## Exercise prompt
Locate the lines that hold the string "this". Copy every such line.

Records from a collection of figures
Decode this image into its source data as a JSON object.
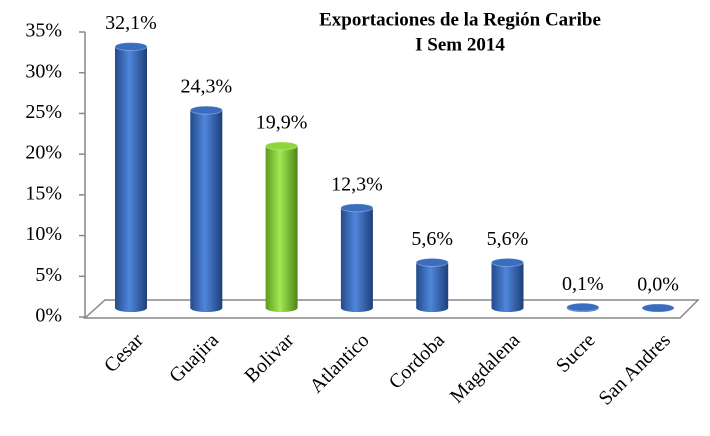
{
  "chart_data": {
    "type": "bar",
    "title": "Exportaciones de la Región Caribe",
    "subtitle": "I Sem 2014",
    "categories": [
      "Cesar",
      "Guajira",
      "Bolivar",
      "Atlantico",
      "Cordoba",
      "Magdalena",
      "Sucre",
      "San Andres"
    ],
    "values": [
      32.1,
      24.3,
      19.9,
      12.3,
      5.6,
      5.6,
      0.1,
      0.0
    ],
    "value_labels": [
      "32,1%",
      "24,3%",
      "19,9%",
      "12,3%",
      "5,6%",
      "5,6%",
      "0,1%",
      "0,0%"
    ],
    "colors": [
      "#3a6cc0",
      "#3a6cc0",
      "#8ed63c",
      "#3a6cc0",
      "#3a6cc0",
      "#3a6cc0",
      "#3a6cc0",
      "#3a6cc0"
    ],
    "ylim": [
      0,
      35
    ],
    "yticks": [
      {
        "value": 0,
        "label": "0%"
      },
      {
        "value": 5,
        "label": "5%"
      },
      {
        "value": 10,
        "label": "10%"
      },
      {
        "value": 15,
        "label": "15%"
      },
      {
        "value": 20,
        "label": "20%"
      },
      {
        "value": 25,
        "label": "25%"
      },
      {
        "value": 30,
        "label": "30%"
      },
      {
        "value": 35,
        "label": "35%"
      }
    ]
  }
}
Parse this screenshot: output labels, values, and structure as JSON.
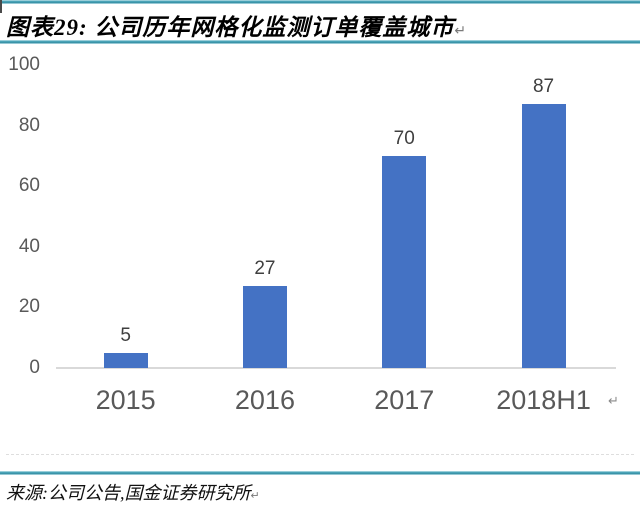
{
  "header": {
    "title": "图表29: 公司历年网格化监测订单覆盖城市",
    "pilcrow": "↵"
  },
  "footer": {
    "source": "来源:公司公告,国金证券研究所",
    "pilcrow": "↵"
  },
  "colors": {
    "bar": "#4472c4",
    "rule_teal": "#4bacc6",
    "axis_text": "#595959",
    "value_text": "#3f3f3f",
    "baseline": "#d9d9d9"
  },
  "chart_data": {
    "type": "bar",
    "categories": [
      "2015",
      "2016",
      "2017",
      "2018H1"
    ],
    "values": [
      5,
      27,
      70,
      87
    ],
    "title": "公司历年网格化监测订单覆盖城市",
    "xlabel": "",
    "ylabel": "",
    "ylim": [
      0,
      100
    ],
    "yticks": [
      0,
      20,
      40,
      60,
      80,
      100
    ],
    "grid": false,
    "legend": false,
    "bar_color": "#4472c4",
    "data_labels": true
  }
}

## Result of the task
Decode this image into its source data as a JSON object.
Parse this screenshot: output labels, values, and structure as JSON.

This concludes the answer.